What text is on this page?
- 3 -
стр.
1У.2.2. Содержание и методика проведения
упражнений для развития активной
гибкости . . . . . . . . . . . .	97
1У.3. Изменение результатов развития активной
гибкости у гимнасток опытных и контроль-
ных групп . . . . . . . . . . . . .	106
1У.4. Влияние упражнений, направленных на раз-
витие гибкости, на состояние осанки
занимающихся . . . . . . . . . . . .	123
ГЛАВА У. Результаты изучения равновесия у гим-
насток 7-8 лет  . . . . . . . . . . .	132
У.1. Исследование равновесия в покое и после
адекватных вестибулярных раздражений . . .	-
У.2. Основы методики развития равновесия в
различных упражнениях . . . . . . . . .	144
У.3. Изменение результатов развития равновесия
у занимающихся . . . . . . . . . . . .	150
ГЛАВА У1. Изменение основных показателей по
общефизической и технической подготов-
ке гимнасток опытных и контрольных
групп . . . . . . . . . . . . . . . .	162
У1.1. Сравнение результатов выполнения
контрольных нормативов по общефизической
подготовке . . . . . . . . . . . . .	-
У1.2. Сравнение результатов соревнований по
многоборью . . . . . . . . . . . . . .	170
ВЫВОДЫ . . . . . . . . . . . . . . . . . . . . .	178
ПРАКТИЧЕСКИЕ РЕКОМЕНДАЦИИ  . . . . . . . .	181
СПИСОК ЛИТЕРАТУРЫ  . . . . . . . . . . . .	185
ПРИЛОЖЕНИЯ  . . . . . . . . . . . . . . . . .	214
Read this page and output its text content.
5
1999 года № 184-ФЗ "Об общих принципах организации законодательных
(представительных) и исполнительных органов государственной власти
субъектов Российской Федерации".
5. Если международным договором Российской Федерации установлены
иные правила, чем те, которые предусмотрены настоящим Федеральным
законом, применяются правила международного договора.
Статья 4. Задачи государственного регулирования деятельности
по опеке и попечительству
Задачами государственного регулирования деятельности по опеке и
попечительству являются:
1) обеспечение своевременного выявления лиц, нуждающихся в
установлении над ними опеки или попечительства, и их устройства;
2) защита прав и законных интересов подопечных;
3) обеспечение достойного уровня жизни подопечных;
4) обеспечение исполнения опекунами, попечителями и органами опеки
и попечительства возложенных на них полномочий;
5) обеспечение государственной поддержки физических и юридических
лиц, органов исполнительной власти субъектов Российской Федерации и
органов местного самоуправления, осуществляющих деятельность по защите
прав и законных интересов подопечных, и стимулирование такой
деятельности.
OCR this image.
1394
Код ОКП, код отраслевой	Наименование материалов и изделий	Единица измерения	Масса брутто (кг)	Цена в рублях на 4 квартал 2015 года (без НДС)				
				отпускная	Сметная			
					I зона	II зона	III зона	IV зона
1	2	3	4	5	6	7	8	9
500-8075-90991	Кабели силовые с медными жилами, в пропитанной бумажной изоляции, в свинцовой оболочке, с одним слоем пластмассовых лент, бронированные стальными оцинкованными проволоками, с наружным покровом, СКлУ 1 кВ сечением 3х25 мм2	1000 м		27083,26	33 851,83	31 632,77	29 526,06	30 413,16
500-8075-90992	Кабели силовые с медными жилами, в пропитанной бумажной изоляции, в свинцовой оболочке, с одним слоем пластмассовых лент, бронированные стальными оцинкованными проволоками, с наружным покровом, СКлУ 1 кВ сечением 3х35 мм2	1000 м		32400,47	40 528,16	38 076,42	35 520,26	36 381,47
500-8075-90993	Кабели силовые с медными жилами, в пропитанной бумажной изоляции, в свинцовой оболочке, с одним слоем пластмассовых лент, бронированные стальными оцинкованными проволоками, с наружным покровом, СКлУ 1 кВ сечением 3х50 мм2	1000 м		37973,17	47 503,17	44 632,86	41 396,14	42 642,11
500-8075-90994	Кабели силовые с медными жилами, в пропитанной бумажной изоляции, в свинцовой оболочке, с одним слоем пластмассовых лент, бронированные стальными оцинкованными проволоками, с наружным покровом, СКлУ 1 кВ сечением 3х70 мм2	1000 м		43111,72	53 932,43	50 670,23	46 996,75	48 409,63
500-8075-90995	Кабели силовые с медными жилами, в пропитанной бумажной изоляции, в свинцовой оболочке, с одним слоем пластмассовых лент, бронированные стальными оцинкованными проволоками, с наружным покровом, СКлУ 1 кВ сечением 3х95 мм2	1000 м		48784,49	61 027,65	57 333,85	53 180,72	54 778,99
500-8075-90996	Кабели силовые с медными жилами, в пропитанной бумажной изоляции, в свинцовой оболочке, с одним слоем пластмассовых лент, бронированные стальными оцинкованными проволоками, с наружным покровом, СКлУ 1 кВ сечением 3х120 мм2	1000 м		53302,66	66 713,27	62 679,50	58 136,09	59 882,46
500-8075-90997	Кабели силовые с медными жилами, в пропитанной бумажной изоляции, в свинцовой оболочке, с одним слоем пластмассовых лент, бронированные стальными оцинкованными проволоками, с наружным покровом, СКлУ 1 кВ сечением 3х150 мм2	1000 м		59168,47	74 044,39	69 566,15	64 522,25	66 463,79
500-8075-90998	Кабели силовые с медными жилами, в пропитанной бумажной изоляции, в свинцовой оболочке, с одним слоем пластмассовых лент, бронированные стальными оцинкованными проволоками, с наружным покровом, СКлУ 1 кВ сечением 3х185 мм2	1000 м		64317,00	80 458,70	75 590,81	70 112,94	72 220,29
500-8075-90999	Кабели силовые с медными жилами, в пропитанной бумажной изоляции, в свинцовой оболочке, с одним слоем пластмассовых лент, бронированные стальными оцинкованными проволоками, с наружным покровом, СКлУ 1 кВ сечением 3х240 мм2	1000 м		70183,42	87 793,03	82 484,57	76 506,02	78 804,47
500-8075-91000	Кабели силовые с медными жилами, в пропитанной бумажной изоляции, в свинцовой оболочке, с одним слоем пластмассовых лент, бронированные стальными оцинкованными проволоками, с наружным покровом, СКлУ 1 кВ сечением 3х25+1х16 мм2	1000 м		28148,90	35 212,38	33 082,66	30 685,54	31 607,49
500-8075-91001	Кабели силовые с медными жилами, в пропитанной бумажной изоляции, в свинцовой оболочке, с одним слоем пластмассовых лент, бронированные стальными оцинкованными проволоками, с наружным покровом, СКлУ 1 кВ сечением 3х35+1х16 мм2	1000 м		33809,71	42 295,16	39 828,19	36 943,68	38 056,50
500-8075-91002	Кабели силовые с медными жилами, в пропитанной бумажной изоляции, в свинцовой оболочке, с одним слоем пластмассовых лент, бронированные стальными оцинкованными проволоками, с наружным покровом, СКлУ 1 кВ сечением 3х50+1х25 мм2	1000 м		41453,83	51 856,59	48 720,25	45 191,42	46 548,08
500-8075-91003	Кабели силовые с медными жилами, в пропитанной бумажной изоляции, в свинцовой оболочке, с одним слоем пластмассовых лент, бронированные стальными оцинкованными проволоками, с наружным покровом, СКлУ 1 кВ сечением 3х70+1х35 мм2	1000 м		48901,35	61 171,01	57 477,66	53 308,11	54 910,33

※ ※ ※

- [Directions]:
Collect each line of the entries that has the word "власти", copying it in full.

- [Task output]:
(представительных) и исполнительных органов государственной власти
лиц, органов исполнительной власти субъектов Российской Федерации и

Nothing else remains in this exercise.